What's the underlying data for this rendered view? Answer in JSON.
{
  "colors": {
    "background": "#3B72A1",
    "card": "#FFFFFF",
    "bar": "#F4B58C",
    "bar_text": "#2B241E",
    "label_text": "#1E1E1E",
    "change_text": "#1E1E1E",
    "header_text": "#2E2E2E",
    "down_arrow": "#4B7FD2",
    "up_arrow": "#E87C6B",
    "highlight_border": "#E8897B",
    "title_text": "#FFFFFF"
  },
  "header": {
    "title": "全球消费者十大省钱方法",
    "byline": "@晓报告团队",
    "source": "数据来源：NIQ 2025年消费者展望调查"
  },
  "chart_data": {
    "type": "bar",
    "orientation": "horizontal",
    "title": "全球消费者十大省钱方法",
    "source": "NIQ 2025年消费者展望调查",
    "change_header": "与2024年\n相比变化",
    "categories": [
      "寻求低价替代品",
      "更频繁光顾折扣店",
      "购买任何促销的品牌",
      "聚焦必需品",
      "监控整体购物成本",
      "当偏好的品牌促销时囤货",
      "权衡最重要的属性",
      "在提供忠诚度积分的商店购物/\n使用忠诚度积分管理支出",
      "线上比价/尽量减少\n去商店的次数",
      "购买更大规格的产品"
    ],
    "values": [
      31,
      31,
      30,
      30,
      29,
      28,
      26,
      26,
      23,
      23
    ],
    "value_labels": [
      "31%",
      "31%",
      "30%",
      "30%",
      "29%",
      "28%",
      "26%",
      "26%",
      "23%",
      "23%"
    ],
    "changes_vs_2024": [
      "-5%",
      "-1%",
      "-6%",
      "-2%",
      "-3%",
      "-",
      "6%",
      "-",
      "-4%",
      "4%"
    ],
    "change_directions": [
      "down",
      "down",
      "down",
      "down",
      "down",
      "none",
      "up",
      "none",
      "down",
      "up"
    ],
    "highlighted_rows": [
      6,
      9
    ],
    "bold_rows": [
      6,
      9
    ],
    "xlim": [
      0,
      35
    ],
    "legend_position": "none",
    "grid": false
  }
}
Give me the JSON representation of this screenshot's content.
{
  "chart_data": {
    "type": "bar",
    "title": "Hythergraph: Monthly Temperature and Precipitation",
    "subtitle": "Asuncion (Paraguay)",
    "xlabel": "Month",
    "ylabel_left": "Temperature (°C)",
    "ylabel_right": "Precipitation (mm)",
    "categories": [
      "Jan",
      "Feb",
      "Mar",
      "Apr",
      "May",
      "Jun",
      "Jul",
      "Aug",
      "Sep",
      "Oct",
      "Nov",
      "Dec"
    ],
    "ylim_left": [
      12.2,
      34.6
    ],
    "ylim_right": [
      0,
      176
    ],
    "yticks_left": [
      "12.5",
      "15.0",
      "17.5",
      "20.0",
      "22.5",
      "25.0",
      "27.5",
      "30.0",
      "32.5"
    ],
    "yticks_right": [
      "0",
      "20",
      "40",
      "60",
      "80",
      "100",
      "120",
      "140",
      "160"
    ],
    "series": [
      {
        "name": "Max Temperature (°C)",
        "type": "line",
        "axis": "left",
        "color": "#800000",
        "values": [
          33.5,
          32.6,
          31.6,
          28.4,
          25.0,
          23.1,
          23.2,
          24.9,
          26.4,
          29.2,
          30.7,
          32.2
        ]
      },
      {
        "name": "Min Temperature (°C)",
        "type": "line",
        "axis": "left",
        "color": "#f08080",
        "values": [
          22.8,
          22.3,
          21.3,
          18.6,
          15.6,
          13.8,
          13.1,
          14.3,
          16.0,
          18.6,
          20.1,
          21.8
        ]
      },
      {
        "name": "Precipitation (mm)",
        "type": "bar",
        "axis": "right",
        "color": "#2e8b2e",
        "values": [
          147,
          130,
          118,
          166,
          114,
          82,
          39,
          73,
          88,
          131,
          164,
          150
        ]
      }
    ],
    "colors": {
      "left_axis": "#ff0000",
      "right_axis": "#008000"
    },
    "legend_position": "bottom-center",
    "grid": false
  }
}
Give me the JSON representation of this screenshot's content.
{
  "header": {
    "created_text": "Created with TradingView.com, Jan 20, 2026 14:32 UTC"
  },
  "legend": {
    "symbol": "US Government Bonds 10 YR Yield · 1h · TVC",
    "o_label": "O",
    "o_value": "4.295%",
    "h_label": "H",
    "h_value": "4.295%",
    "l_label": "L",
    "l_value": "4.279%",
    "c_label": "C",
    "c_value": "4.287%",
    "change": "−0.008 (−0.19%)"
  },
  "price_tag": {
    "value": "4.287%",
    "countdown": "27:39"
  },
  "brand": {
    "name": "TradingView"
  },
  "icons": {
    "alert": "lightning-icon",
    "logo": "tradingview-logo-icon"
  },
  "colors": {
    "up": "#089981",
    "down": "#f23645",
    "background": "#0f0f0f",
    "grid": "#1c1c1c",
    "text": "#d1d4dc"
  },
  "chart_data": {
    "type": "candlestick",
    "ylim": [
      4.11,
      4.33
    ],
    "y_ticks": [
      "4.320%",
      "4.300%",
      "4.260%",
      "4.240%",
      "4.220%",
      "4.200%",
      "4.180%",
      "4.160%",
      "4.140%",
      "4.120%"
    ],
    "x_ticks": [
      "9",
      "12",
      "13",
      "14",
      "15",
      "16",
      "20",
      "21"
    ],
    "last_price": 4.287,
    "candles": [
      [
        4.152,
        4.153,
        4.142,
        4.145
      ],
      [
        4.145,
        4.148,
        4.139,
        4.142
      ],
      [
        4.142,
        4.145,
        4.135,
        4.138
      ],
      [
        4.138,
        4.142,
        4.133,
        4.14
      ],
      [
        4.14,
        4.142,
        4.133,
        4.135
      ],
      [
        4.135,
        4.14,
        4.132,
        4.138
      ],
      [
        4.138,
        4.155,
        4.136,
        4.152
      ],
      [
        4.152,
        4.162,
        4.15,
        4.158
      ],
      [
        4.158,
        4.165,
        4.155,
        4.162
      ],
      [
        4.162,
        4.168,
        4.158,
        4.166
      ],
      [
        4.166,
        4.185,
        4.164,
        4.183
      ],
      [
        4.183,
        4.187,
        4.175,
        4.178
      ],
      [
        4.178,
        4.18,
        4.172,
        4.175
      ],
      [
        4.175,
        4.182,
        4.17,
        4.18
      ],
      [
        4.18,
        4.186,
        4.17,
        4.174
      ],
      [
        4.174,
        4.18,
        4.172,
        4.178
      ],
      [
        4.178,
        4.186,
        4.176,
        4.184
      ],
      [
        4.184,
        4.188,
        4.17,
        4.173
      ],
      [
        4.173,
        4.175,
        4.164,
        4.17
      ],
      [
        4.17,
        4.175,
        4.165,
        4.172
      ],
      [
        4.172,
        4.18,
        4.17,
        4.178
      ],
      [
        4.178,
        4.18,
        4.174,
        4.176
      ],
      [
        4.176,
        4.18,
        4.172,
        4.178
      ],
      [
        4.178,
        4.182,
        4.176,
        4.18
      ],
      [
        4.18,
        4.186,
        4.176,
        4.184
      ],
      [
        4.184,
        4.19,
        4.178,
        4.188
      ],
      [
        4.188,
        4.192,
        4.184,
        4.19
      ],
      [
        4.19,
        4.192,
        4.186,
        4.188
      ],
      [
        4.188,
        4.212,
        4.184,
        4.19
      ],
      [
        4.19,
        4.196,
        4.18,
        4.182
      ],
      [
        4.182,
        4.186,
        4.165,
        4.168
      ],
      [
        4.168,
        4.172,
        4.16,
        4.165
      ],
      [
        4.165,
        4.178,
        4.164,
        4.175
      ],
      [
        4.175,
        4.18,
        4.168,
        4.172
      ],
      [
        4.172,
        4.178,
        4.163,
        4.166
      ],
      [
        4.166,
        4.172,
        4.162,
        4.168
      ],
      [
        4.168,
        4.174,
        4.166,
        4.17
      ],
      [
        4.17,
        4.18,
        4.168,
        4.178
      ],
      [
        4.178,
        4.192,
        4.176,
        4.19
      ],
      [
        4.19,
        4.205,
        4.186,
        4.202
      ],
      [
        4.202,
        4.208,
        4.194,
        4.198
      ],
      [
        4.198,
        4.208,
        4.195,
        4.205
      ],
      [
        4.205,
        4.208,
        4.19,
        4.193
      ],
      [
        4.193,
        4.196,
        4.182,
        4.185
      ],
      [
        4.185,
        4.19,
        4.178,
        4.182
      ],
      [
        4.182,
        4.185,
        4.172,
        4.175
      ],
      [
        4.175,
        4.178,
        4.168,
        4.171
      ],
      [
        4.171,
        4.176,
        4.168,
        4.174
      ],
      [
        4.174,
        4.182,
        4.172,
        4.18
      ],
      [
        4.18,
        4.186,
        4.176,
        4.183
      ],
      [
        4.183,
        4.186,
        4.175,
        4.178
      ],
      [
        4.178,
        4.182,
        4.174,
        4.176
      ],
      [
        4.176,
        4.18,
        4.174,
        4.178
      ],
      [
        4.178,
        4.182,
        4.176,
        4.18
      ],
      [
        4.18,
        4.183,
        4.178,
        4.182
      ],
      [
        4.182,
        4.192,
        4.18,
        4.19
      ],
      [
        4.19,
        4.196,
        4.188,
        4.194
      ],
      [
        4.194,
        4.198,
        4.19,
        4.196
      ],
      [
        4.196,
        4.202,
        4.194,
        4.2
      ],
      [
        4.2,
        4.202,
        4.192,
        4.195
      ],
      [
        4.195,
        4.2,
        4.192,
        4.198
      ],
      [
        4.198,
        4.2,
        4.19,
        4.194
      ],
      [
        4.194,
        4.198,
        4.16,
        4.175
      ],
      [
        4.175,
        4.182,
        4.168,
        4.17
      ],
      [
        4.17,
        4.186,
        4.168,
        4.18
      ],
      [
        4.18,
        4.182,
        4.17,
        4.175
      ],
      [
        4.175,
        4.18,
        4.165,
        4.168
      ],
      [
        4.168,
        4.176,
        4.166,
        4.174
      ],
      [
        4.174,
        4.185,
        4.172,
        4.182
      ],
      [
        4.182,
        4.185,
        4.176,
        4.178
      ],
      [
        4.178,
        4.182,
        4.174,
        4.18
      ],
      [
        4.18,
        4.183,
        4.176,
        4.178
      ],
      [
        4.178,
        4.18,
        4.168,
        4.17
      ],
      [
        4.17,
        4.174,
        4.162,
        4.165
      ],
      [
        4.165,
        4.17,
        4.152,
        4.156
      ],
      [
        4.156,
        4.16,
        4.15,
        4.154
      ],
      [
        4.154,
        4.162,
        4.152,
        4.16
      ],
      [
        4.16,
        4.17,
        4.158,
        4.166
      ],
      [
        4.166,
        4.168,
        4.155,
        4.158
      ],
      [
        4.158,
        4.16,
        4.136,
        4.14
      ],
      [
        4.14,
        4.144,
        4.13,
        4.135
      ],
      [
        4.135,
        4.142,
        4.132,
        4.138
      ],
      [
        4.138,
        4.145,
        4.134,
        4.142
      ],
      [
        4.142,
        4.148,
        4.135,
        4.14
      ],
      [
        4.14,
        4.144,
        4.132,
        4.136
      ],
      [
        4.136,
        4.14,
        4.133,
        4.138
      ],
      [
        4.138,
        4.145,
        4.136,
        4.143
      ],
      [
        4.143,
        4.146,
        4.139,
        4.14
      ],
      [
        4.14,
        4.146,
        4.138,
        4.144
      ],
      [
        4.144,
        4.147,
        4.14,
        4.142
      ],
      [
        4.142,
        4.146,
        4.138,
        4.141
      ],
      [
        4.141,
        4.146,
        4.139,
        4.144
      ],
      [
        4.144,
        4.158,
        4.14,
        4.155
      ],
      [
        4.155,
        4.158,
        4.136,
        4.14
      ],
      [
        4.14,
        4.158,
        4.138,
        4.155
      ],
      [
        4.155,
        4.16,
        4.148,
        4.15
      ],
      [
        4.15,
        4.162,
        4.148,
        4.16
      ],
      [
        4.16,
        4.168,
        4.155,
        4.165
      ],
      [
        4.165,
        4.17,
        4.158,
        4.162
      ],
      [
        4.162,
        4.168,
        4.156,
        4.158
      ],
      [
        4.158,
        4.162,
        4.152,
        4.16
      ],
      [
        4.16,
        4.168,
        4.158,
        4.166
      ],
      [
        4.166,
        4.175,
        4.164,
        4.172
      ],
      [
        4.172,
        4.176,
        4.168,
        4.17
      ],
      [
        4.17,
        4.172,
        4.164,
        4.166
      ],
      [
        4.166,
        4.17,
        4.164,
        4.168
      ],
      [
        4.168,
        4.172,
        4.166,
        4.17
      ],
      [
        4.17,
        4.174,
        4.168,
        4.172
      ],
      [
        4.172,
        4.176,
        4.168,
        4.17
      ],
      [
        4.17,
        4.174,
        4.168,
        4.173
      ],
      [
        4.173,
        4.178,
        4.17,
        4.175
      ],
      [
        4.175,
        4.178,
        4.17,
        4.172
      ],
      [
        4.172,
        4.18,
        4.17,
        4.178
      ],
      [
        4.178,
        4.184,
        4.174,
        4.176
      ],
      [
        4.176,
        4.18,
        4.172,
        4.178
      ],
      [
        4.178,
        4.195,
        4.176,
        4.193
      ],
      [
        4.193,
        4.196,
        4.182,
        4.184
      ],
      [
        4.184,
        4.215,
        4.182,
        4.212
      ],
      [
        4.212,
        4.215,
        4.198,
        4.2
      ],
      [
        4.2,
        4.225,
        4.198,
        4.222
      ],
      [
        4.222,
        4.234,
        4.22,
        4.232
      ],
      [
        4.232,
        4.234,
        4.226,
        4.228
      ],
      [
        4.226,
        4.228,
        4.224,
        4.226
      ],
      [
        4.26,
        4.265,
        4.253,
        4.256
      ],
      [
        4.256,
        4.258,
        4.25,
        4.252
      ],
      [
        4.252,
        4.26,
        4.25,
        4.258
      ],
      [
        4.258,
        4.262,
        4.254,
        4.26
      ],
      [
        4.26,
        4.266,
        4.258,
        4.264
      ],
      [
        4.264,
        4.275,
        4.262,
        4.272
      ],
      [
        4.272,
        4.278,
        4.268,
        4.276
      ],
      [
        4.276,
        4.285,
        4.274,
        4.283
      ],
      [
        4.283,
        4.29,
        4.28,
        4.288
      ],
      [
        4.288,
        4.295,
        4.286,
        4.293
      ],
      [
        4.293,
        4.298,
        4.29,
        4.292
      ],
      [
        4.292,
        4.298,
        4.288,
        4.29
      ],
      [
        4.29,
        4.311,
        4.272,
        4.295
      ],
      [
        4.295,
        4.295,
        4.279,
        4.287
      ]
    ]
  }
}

**PROMPT**
In the records above, how many lines include "Temperature"? Give that number and nothing more.

**SOLUTION**
4